▼▼▼
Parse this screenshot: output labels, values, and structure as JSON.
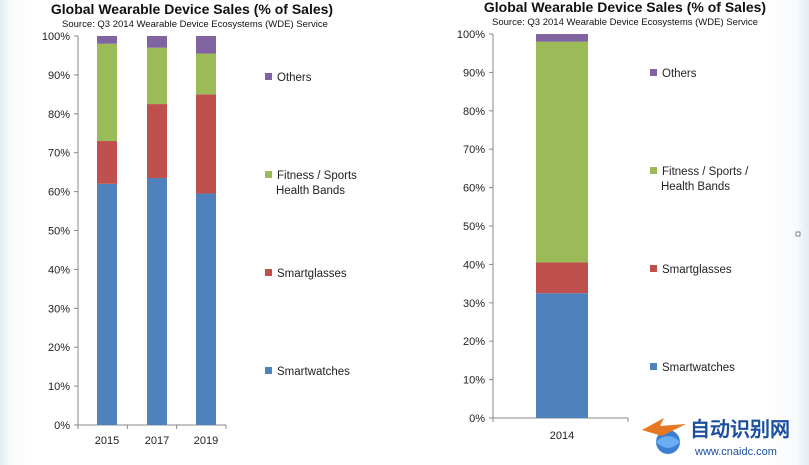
{
  "chart_data": [
    {
      "type": "bar",
      "stacked": true,
      "title": "Global Wearable Device Sales (% of Sales)",
      "subtitle": "Source: Q3 2014 Wearable Device Ecosystems (WDE) Service",
      "categories": [
        "2015",
        "2017",
        "2019"
      ],
      "ylim": [
        0,
        100
      ],
      "ytick_labels": [
        "0%",
        "10%",
        "20%",
        "30%",
        "40%",
        "50%",
        "60%",
        "70%",
        "80%",
        "90%",
        "100%"
      ],
      "grid": false,
      "legend_position": "right",
      "series": [
        {
          "name": "Smartwatches",
          "color": "#4f81bd",
          "values": [
            62,
            63.5,
            59.5
          ]
        },
        {
          "name": "Smartglasses",
          "color": "#c0504d",
          "values": [
            11,
            19,
            25.5
          ]
        },
        {
          "name": "Fitness / Sports Health Bands",
          "color": "#9bbb59",
          "values": [
            25,
            14.5,
            10.5
          ]
        },
        {
          "name": "Others",
          "color": "#8064a2",
          "values": [
            2,
            3,
            4.5
          ]
        }
      ]
    },
    {
      "type": "bar",
      "stacked": true,
      "title": "Global Wearable Device Sales (% of Sales)",
      "subtitle": "Source: Q3 2014 Wearable Device Ecosystems (WDE) Service",
      "categories": [
        "2014"
      ],
      "ylim": [
        0,
        100
      ],
      "ytick_labels": [
        "0%",
        "10%",
        "20%",
        "30%",
        "40%",
        "50%",
        "60%",
        "70%",
        "80%",
        "90%",
        "100%"
      ],
      "grid": false,
      "legend_position": "right",
      "series": [
        {
          "name": "Smartwatches",
          "color": "#4f81bd",
          "values": [
            32.5
          ]
        },
        {
          "name": "Smartglasses",
          "color": "#c0504d",
          "values": [
            8
          ]
        },
        {
          "name": "Fitness / Sports / Health Bands",
          "color": "#9bbb59",
          "values": [
            57.5
          ]
        },
        {
          "name": "Others",
          "color": "#8064a2",
          "values": [
            2
          ]
        }
      ]
    }
  ],
  "watermark": {
    "text": "自动识别网",
    "url": "www.cnaidc.com",
    "icon": "globe-arrow-logo-icon"
  }
}
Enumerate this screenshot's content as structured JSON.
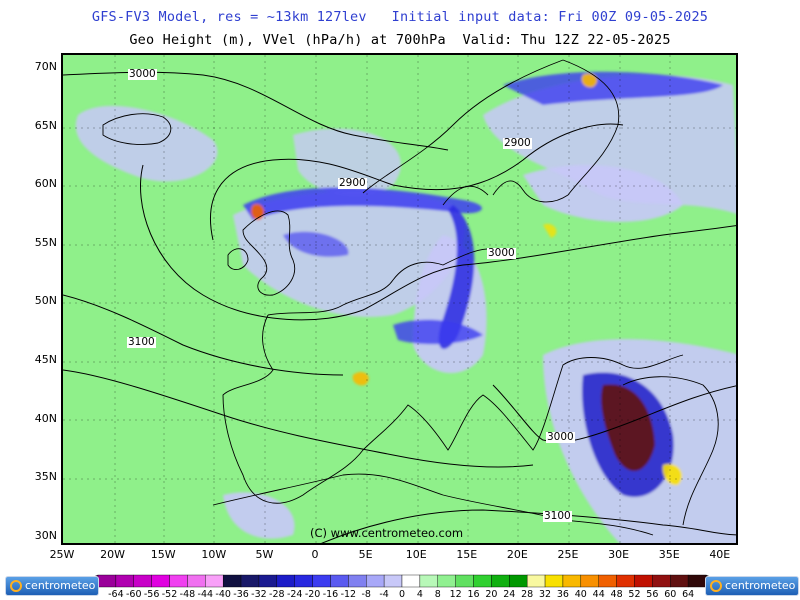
{
  "header": {
    "line1": "GFS-FV3 Model, res = ~13km 127lev   Initial input data: Fri 00Z 09-05-2025",
    "line2": "Geo Height (m), VVel (hPa/h) at 700hPa  Valid: Thu 12Z 22-05-2025"
  },
  "map": {
    "latitude_labels": [
      "70N",
      "65N",
      "60N",
      "55N",
      "50N",
      "45N",
      "40N",
      "35N",
      "30N"
    ],
    "longitude_labels": [
      "25W",
      "20W",
      "15W",
      "10W",
      "5W",
      "0",
      "5E",
      "10E",
      "15E",
      "20E",
      "25E",
      "30E",
      "35E",
      "40E"
    ],
    "contour_labels": [
      "3000",
      "2900",
      "2900",
      "3000",
      "3100",
      "3000",
      "3100"
    ],
    "copyright": "(C) www.centrometeo.com",
    "colors": {
      "base": "#8ff08a",
      "ascent_light": "#c8c8f8",
      "ascent_mid": "#5a5af0",
      "ascent_strong": "#1c1cc8",
      "subsidence": "#ffd040",
      "extreme": "#6a0a0a"
    }
  },
  "legend": {
    "logo_text": "centrometeo",
    "values": [
      "-64",
      "-60",
      "-56",
      "-52",
      "-48",
      "-44",
      "-40",
      "-36",
      "-32",
      "-28",
      "-24",
      "-20",
      "-16",
      "-12",
      "-8",
      "-4",
      "0",
      "4",
      "8",
      "12",
      "16",
      "20",
      "24",
      "28",
      "32",
      "36",
      "40",
      "44",
      "48",
      "52",
      "56",
      "60",
      "64"
    ],
    "colors": [
      "#9a009a",
      "#b000b0",
      "#c800c8",
      "#e000e0",
      "#f040f0",
      "#f070f0",
      "#f8a0f8",
      "#101040",
      "#181868",
      "#1a1a90",
      "#1c1cc8",
      "#2828e0",
      "#3c3cf0",
      "#5a5af0",
      "#8080f0",
      "#a8a8f8",
      "#c8c8f8",
      "#ffffff",
      "#b8f8b8",
      "#90f090",
      "#60e060",
      "#30d030",
      "#10b010",
      "#009800",
      "#f8f8a0",
      "#f8e000",
      "#f8b800",
      "#f89000",
      "#f06000",
      "#e03000",
      "#c01000",
      "#901010",
      "#601010",
      "#300808"
    ]
  }
}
▲▲▲
**What is needed:** Retype the lines exactly as they appear, beginning with the line that contains "Enumerate this screenshot's" and ending with the final line of the entries, and omit the pictures.

**Finished task:**
Enumerate this screenshot's content as structured JSON.
{
  "header": {
    "line1": "GFS-FV3 Model, res = ~13km 127lev   Initial input data: Fri 00Z 09-05-2025",
    "line2": "Geo Height (m), VVel (hPa/h) at 700hPa  Valid: Thu 12Z 22-05-2025"
  },
  "map": {
    "latitude_labels": [
      "70N",
      "65N",
      "60N",
      "55N",
      "50N",
      "45N",
      "40N",
      "35N",
      "30N"
    ],
    "longitude_labels": [
      "25W",
      "20W",
      "15W",
      "10W",
      "5W",
      "0",
      "5E",
      "10E",
      "15E",
      "20E",
      "25E",
      "30E",
      "35E",
      "40E"
    ],
    "contour_labels": [
      "3000",
      "2900",
      "2900",
      "3000",
      "3100",
      "3000",
      "3100"
    ],
    "copyright": "(C) www.centrometeo.com",
    "colors": {
      "base": "#8ff08a",
      "ascent_light": "#c8c8f8",
      "ascent_mid": "#5a5af0",
      "ascent_strong": "#1c1cc8",
      "subsidence": "#ffd040",
      "extreme": "#6a0a0a"
    }
  },
  "legend": {
    "logo_text": "centrometeo",
    "values": [
      "-64",
      "-60",
      "-56",
      "-52",
      "-48",
      "-44",
      "-40",
      "-36",
      "-32",
      "-28",
      "-24",
      "-20",
      "-16",
      "-12",
      "-8",
      "-4",
      "0",
      "4",
      "8",
      "12",
      "16",
      "20",
      "24",
      "28",
      "32",
      "36",
      "40",
      "44",
      "48",
      "52",
      "56",
      "60",
      "64"
    ],
    "colors": [
      "#9a009a",
      "#b000b0",
      "#c800c8",
      "#e000e0",
      "#f040f0",
      "#f070f0",
      "#f8a0f8",
      "#101040",
      "#181868",
      "#1a1a90",
      "#1c1cc8",
      "#2828e0",
      "#3c3cf0",
      "#5a5af0",
      "#8080f0",
      "#a8a8f8",
      "#c8c8f8",
      "#ffffff",
      "#b8f8b8",
      "#90f090",
      "#60e060",
      "#30d030",
      "#10b010",
      "#009800",
      "#f8f8a0",
      "#f8e000",
      "#f8b800",
      "#f89000",
      "#f06000",
      "#e03000",
      "#c01000",
      "#901010",
      "#601010",
      "#300808"
    ]
  }
}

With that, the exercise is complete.